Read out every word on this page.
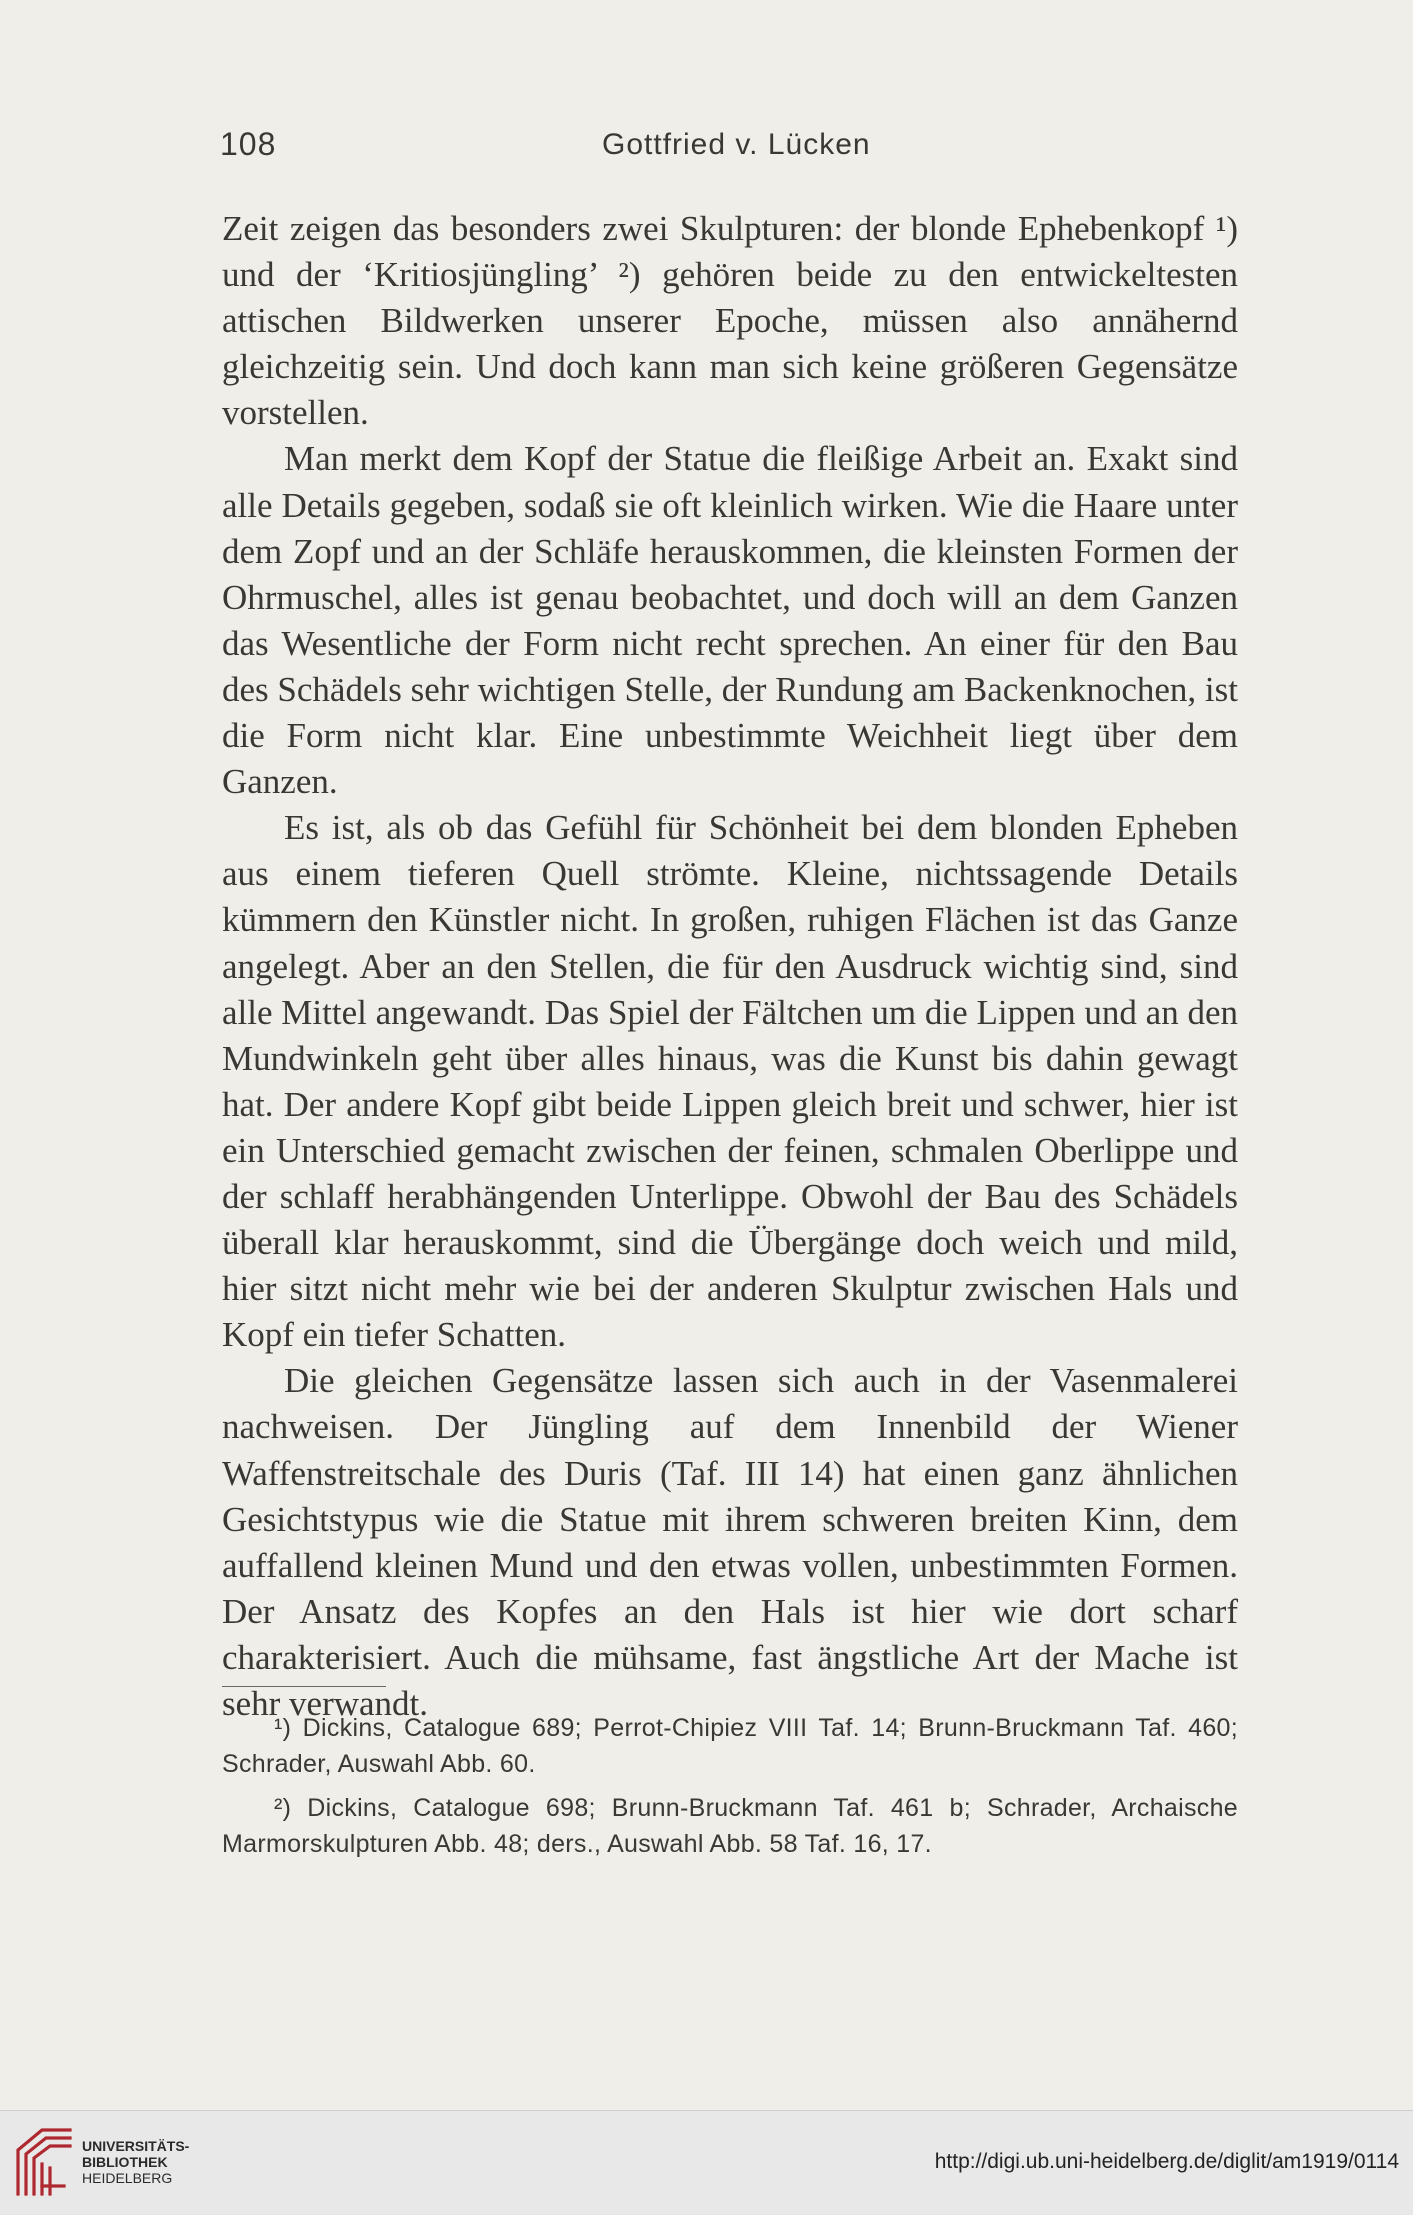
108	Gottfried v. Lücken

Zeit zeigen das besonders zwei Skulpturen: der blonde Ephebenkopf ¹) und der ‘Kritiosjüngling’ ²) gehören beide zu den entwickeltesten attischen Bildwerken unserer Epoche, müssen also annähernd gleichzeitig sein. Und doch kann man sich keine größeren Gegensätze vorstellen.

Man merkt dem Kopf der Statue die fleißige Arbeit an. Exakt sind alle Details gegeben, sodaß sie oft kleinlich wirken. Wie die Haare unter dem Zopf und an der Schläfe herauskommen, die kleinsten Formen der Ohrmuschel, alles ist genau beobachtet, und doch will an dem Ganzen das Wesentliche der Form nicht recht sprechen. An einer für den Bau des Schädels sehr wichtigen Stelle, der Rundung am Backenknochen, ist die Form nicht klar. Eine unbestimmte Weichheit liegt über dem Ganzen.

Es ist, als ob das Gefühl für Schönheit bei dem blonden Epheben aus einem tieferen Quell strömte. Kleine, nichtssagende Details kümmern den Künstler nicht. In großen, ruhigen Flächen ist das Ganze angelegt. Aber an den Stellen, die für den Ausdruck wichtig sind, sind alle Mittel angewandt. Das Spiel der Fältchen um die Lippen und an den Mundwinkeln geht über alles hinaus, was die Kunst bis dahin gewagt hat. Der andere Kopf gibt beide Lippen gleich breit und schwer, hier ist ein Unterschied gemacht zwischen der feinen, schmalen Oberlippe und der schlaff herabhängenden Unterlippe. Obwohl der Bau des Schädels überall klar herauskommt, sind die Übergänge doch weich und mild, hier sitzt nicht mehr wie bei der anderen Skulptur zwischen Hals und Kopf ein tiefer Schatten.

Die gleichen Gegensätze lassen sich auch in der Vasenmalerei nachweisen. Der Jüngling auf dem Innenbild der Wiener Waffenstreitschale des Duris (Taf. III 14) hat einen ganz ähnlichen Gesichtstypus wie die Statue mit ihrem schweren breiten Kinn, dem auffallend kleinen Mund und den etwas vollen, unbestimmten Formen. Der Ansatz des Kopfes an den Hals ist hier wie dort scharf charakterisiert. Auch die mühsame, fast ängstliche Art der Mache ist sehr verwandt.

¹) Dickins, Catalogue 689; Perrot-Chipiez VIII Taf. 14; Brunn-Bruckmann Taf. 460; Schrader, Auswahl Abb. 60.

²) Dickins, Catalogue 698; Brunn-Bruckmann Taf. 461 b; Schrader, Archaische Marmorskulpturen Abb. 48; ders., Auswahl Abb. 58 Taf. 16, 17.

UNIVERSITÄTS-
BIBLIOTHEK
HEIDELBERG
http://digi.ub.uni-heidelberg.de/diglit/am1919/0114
····················
The task:
Without including any pictures, output all the entries above exactly.

Expected output:
Read out every word on this page.
108	Gottfried v. Lücken

Zeit zeigen das besonders zwei Skulpturen: der blonde Ephebenkopf ¹) und der ‘Kritiosjüngling’ ²) gehören beide zu den entwickeltesten attischen Bildwerken unserer Epoche, müssen also annähernd gleichzeitig sein. Und doch kann man sich keine größeren Gegensätze vorstellen.

Man merkt dem Kopf der Statue die fleißige Arbeit an. Exakt sind alle Details gegeben, sodaß sie oft kleinlich wirken. Wie die Haare unter dem Zopf und an der Schläfe herauskommen, die kleinsten Formen der Ohrmuschel, alles ist genau beobachtet, und doch will an dem Ganzen das Wesentliche der Form nicht recht sprechen. An einer für den Bau des Schädels sehr wichtigen Stelle, der Rundung am Backenknochen, ist die Form nicht klar. Eine unbestimmte Weichheit liegt über dem Ganzen.

Es ist, als ob das Gefühl für Schönheit bei dem blonden Epheben aus einem tieferen Quell strömte. Kleine, nichtssagende Details kümmern den Künstler nicht. In großen, ruhigen Flächen ist das Ganze angelegt. Aber an den Stellen, die für den Ausdruck wichtig sind, sind alle Mittel angewandt. Das Spiel der Fältchen um die Lippen und an den Mundwinkeln geht über alles hinaus, was die Kunst bis dahin gewagt hat. Der andere Kopf gibt beide Lippen gleich breit und schwer, hier ist ein Unterschied gemacht zwischen der feinen, schmalen Oberlippe und der schlaff herabhängenden Unterlippe. Obwohl der Bau des Schädels überall klar herauskommt, sind die Übergänge doch weich und mild, hier sitzt nicht mehr wie bei der anderen Skulptur zwischen Hals und Kopf ein tiefer Schatten.

Die gleichen Gegensätze lassen sich auch in der Vasenmalerei nachweisen. Der Jüngling auf dem Innenbild der Wiener Waffenstreitschale des Duris (Taf. III 14) hat einen ganz ähnlichen Gesichtstypus wie die Statue mit ihrem schweren breiten Kinn, dem auffallend kleinen Mund und den etwas vollen, unbestimmten Formen. Der Ansatz des Kopfes an den Hals ist hier wie dort scharf charakterisiert. Auch die mühsame, fast ängstliche Art der Mache ist sehr verwandt.

¹) Dickins, Catalogue 689; Perrot-Chipiez VIII Taf. 14; Brunn-Bruckmann Taf. 460; Schrader, Auswahl Abb. 60.

²) Dickins, Catalogue 698; Brunn-Bruckmann Taf. 461 b; Schrader, Archaische Marmorskulpturen Abb. 48; ders., Auswahl Abb. 58 Taf. 16, 17.

UNIVERSITÄTS-
BIBLIOTHEK
HEIDELBERG
http://digi.ub.uni-heidelberg.de/diglit/am1919/0114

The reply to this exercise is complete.